● **Exercise inputs**:
########

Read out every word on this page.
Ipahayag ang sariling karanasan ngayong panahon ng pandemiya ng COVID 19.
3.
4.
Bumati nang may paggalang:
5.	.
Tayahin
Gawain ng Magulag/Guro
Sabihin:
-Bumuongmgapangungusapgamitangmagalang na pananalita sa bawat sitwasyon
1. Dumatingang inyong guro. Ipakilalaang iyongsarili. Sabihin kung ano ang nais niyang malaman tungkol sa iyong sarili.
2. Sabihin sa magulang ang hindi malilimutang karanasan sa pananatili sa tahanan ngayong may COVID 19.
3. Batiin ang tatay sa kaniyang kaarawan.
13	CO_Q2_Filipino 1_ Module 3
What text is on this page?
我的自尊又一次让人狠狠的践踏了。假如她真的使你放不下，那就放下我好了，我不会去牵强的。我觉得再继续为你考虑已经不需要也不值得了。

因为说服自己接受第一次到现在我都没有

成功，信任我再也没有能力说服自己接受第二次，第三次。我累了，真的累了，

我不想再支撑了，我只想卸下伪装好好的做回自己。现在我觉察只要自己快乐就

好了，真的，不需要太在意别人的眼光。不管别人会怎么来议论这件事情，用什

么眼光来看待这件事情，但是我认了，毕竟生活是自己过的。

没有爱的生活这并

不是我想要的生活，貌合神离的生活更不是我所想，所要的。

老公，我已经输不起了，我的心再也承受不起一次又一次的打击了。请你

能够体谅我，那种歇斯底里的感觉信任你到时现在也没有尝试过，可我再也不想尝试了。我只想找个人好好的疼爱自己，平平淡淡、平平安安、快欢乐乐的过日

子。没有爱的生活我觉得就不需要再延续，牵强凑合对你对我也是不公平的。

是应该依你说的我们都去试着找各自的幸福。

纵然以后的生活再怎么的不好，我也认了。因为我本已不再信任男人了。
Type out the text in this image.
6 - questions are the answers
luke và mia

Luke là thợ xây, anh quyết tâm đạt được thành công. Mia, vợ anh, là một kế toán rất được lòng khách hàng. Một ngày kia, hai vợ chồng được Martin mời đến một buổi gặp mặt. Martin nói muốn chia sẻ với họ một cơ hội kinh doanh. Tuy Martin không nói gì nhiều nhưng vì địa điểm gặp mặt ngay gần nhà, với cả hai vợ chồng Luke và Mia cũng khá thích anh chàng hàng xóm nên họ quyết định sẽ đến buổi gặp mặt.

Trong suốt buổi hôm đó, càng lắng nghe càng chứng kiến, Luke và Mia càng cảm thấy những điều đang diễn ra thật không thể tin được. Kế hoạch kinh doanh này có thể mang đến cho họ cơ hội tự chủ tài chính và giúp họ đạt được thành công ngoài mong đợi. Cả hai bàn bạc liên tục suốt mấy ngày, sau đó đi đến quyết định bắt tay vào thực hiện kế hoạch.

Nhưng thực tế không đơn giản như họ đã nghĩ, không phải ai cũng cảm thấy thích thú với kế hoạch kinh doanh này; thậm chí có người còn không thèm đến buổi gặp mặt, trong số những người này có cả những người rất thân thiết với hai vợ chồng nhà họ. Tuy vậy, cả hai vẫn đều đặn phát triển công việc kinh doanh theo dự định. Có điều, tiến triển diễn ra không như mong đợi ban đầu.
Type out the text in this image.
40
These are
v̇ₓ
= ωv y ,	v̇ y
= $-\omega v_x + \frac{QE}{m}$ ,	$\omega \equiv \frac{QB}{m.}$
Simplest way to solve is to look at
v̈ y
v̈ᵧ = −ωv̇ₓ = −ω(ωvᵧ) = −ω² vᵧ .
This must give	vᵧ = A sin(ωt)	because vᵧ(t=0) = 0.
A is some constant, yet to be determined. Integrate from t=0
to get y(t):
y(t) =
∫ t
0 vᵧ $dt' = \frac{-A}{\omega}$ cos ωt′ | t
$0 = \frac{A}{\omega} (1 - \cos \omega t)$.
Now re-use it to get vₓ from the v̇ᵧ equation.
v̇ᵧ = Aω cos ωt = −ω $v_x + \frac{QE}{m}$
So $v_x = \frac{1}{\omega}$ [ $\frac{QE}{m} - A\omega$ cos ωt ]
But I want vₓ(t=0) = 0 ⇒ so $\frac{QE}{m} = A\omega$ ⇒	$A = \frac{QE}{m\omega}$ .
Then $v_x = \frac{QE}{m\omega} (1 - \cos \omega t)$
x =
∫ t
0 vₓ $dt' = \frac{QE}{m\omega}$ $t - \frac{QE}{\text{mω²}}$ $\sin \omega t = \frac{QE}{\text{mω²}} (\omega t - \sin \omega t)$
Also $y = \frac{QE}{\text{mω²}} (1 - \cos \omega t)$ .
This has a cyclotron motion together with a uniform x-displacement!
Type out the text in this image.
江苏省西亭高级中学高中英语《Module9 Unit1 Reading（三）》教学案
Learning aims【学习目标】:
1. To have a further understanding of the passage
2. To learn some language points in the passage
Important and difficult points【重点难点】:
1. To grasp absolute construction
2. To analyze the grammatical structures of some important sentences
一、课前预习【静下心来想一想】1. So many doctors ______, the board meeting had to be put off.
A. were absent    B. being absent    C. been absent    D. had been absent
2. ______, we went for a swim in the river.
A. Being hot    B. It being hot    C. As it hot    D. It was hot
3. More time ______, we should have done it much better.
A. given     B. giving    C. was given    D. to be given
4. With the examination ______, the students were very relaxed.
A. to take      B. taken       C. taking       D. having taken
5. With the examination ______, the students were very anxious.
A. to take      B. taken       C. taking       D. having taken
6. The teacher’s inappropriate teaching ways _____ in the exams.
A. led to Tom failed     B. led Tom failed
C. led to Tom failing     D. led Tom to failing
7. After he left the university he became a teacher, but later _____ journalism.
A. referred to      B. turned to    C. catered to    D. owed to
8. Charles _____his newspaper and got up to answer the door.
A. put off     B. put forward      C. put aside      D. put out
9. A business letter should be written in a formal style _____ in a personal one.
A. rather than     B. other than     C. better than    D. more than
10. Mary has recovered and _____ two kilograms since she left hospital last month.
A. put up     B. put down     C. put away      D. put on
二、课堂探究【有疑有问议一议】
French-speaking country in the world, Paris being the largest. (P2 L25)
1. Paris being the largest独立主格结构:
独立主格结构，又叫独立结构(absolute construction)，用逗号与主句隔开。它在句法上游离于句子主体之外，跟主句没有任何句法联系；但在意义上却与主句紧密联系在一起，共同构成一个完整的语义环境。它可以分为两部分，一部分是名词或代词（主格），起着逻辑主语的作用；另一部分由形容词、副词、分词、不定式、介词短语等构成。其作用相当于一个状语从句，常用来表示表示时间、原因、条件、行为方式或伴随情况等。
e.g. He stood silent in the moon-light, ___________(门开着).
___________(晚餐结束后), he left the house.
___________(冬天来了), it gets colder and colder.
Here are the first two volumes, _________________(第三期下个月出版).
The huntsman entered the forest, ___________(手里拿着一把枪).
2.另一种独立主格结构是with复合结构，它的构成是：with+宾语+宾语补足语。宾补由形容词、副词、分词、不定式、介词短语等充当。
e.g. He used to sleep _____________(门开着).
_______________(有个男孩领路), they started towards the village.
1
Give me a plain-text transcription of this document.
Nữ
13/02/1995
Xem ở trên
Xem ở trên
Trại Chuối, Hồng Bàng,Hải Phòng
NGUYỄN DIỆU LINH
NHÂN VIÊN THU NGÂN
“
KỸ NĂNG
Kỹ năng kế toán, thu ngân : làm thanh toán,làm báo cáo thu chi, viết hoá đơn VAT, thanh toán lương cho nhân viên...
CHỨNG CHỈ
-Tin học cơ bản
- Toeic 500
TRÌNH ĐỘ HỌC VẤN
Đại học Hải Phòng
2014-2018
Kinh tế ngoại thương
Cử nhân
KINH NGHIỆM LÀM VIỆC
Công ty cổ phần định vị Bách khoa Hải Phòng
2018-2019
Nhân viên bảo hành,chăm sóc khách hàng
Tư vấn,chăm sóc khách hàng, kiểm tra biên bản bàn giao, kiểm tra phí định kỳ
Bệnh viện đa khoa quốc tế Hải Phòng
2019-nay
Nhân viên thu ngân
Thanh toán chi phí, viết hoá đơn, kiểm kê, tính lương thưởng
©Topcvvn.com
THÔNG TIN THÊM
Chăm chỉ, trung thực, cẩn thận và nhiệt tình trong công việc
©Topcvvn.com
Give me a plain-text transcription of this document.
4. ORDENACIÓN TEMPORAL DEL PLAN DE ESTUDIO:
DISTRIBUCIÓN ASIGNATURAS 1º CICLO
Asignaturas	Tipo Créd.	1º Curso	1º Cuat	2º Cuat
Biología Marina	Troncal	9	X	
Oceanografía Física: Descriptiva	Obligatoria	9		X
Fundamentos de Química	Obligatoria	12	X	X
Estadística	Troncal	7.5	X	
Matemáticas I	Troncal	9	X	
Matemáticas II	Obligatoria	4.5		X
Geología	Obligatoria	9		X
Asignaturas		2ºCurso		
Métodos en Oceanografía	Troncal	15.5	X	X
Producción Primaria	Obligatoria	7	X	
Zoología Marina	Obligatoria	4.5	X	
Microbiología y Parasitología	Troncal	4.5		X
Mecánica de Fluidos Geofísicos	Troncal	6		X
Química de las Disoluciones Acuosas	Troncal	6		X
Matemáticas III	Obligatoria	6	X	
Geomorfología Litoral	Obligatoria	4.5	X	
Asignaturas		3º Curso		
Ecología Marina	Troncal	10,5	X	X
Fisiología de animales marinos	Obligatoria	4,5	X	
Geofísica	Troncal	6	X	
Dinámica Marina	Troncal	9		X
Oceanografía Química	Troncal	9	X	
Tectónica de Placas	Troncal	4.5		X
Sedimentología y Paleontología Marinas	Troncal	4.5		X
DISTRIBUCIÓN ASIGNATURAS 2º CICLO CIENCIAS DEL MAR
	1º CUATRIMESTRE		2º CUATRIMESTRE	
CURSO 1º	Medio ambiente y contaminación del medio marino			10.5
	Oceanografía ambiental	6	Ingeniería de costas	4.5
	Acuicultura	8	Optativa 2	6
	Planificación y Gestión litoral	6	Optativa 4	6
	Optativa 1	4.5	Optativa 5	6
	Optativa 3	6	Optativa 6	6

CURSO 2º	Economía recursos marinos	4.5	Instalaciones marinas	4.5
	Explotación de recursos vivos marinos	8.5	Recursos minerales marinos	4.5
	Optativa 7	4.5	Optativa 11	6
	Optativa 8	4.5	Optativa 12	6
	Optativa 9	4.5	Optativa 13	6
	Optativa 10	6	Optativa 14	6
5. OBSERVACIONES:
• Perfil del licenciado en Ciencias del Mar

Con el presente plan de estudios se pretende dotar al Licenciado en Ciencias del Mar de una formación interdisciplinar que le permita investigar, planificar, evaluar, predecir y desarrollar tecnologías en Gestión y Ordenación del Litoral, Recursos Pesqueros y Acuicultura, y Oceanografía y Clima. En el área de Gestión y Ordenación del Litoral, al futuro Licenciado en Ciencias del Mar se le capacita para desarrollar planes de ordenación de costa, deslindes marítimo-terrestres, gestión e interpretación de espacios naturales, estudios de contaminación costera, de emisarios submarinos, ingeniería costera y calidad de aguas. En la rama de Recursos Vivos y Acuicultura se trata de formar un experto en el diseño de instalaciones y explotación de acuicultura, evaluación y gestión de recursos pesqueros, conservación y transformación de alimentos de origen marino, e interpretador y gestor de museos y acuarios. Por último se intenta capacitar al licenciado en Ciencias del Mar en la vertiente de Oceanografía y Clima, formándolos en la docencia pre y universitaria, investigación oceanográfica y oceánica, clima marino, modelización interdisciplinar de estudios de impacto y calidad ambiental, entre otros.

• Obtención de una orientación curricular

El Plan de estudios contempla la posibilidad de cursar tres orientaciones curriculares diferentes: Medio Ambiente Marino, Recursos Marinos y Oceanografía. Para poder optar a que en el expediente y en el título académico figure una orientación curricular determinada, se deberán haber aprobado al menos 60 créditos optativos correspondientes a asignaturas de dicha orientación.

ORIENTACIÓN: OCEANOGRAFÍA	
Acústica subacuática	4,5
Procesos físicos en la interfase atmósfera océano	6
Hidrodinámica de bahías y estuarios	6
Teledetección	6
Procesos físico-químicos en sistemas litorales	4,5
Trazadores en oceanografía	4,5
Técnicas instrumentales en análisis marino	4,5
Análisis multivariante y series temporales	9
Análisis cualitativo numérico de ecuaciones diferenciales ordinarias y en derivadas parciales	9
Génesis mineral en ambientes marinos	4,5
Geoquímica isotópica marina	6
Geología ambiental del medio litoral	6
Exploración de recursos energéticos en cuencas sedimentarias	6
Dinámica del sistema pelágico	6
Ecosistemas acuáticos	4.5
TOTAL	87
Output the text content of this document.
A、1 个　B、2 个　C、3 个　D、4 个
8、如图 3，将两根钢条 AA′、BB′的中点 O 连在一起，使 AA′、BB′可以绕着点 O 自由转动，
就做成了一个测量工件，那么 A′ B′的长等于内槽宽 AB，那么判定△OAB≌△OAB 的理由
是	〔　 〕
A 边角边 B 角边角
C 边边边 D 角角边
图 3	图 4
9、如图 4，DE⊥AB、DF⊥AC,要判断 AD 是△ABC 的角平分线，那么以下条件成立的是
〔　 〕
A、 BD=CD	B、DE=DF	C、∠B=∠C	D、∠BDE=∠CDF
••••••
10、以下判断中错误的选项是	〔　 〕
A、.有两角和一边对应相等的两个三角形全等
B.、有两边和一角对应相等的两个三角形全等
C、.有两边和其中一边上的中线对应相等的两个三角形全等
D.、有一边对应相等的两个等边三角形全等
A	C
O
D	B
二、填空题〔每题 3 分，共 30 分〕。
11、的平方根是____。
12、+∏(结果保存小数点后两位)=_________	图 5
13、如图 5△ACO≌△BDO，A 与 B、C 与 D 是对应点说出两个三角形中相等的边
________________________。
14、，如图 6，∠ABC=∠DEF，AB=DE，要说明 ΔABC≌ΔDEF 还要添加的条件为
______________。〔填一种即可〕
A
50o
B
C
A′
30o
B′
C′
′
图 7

########

● **What you should do**: Take every line from the one containing "Output the text content of this document." to the end of the listing and output it exactly, with nothing else.

● **Reply**:
Output the text content of this document.
A、1 个　B、2 个　C、3 个　D、4 个
8、如图 3，将两根钢条 AA′、BB′的中点 O 连在一起，使 AA′、BB′可以绕着点 O 自由转动，
就做成了一个测量工件，那么 A′ B′的长等于内槽宽 AB，那么判定△OAB≌△OAB 的理由
是	〔　 〕
A 边角边 B 角边角
C 边边边 D 角角边
图 3	图 4
9、如图 4，DE⊥AB、DF⊥AC,要判断 AD 是△ABC 的角平分线，那么以下条件成立的是
〔　 〕
A、 BD=CD	B、DE=DF	C、∠B=∠C	D、∠BDE=∠CDF
••••••
10、以下判断中错误的选项是	〔　 〕
A、.有两角和一边对应相等的两个三角形全等
B.、有两边和一角对应相等的两个三角形全等
C、.有两边和其中一边上的中线对应相等的两个三角形全等
D.、有一边对应相等的两个等边三角形全等
A	C
O
D	B
二、填空题〔每题 3 分，共 30 分〕。
11、的平方根是____。
12、+∏(结果保存小数点后两位)=_________	图 5
13、如图 5△ACO≌△BDO，A 与 B、C 与 D 是对应点说出两个三角形中相等的边
________________________。
14、，如图 6，∠ABC=∠DEF，AB=DE，要说明 ΔABC≌ΔDEF 还要添加的条件为
______________。〔填一种即可〕
A
50o
B
C
A′
30o
B′
C′
′
图 7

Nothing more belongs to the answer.